**Aim:**
Set the listing down unchanged, minus every embedded image.
===== Given data
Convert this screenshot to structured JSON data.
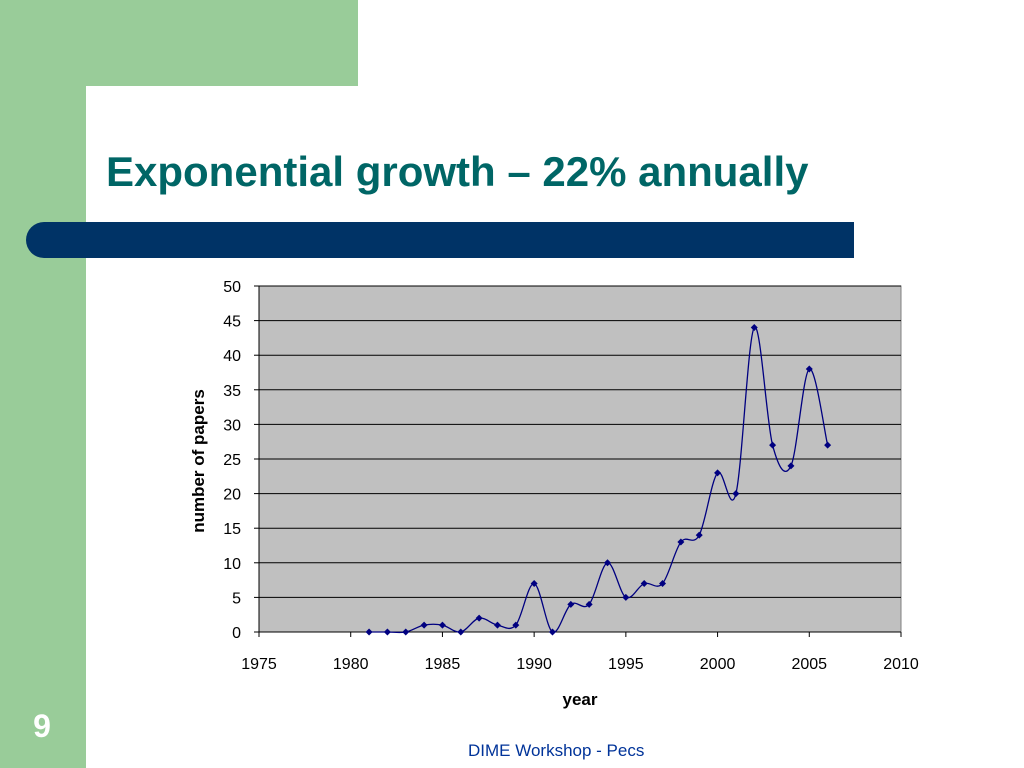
{
  "slide": {
    "title": "Exponential growth – 22% annually",
    "number": "9",
    "footer": "DIME Workshop - Pecs"
  },
  "colors": {
    "green_band": "#99cc99",
    "title_text": "#006666",
    "title_bar": "#003366",
    "plot_background": "#c0c0c0",
    "series_line": "#000080",
    "footer_text": "#003399"
  },
  "chart_data": {
    "type": "line",
    "title": "",
    "xlabel": "year",
    "ylabel": "number of papers",
    "xlim": [
      1975,
      2010
    ],
    "ylim": [
      0,
      50
    ],
    "x_ticks": [
      1975,
      1980,
      1985,
      1990,
      1995,
      2000,
      2005,
      2010
    ],
    "y_ticks": [
      0,
      5,
      10,
      15,
      20,
      25,
      30,
      35,
      40,
      45,
      50
    ],
    "grid": "horizontal",
    "legend": "none",
    "smoothed": true,
    "marker": "diamond",
    "series": [
      {
        "x": [
          1981,
          1982,
          1983,
          1984,
          1985,
          1986,
          1987,
          1988,
          1989,
          1990,
          1991,
          1992,
          1993,
          1994,
          1995,
          1996,
          1997,
          1998,
          1999,
          2000,
          2001,
          2002,
          2003,
          2004,
          2005,
          2006
        ],
        "values": [
          0,
          0,
          0,
          1,
          1,
          0,
          2,
          1,
          1,
          7,
          0,
          4,
          4,
          10,
          5,
          7,
          7,
          13,
          14,
          23,
          20,
          44,
          27,
          24,
          38,
          27
        ]
      }
    ]
  }
}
==========
**Exercise answer:**
Convert this screenshot to structured JSON data.
{
  "slide": {
    "title": "Exponential growth – 22% annually",
    "number": "9",
    "footer": "DIME Workshop - Pecs"
  },
  "colors": {
    "green_band": "#99cc99",
    "title_text": "#006666",
    "title_bar": "#003366",
    "plot_background": "#c0c0c0",
    "series_line": "#000080",
    "footer_text": "#003399"
  },
  "chart_data": {
    "type": "line",
    "title": "",
    "xlabel": "year",
    "ylabel": "number of papers",
    "xlim": [
      1975,
      2010
    ],
    "ylim": [
      0,
      50
    ],
    "x_ticks": [
      1975,
      1980,
      1985,
      1990,
      1995,
      2000,
      2005,
      2010
    ],
    "y_ticks": [
      0,
      5,
      10,
      15,
      20,
      25,
      30,
      35,
      40,
      45,
      50
    ],
    "grid": "horizontal",
    "legend": "none",
    "smoothed": true,
    "marker": "diamond",
    "series": [
      {
        "x": [
          1981,
          1982,
          1983,
          1984,
          1985,
          1986,
          1987,
          1988,
          1989,
          1990,
          1991,
          1992,
          1993,
          1994,
          1995,
          1996,
          1997,
          1998,
          1999,
          2000,
          2001,
          2002,
          2003,
          2004,
          2005,
          2006
        ],
        "values": [
          0,
          0,
          0,
          1,
          1,
          0,
          2,
          1,
          1,
          7,
          0,
          4,
          4,
          10,
          5,
          7,
          7,
          13,
          14,
          23,
          20,
          44,
          27,
          24,
          38,
          27
        ]
      }
    ]
  }
}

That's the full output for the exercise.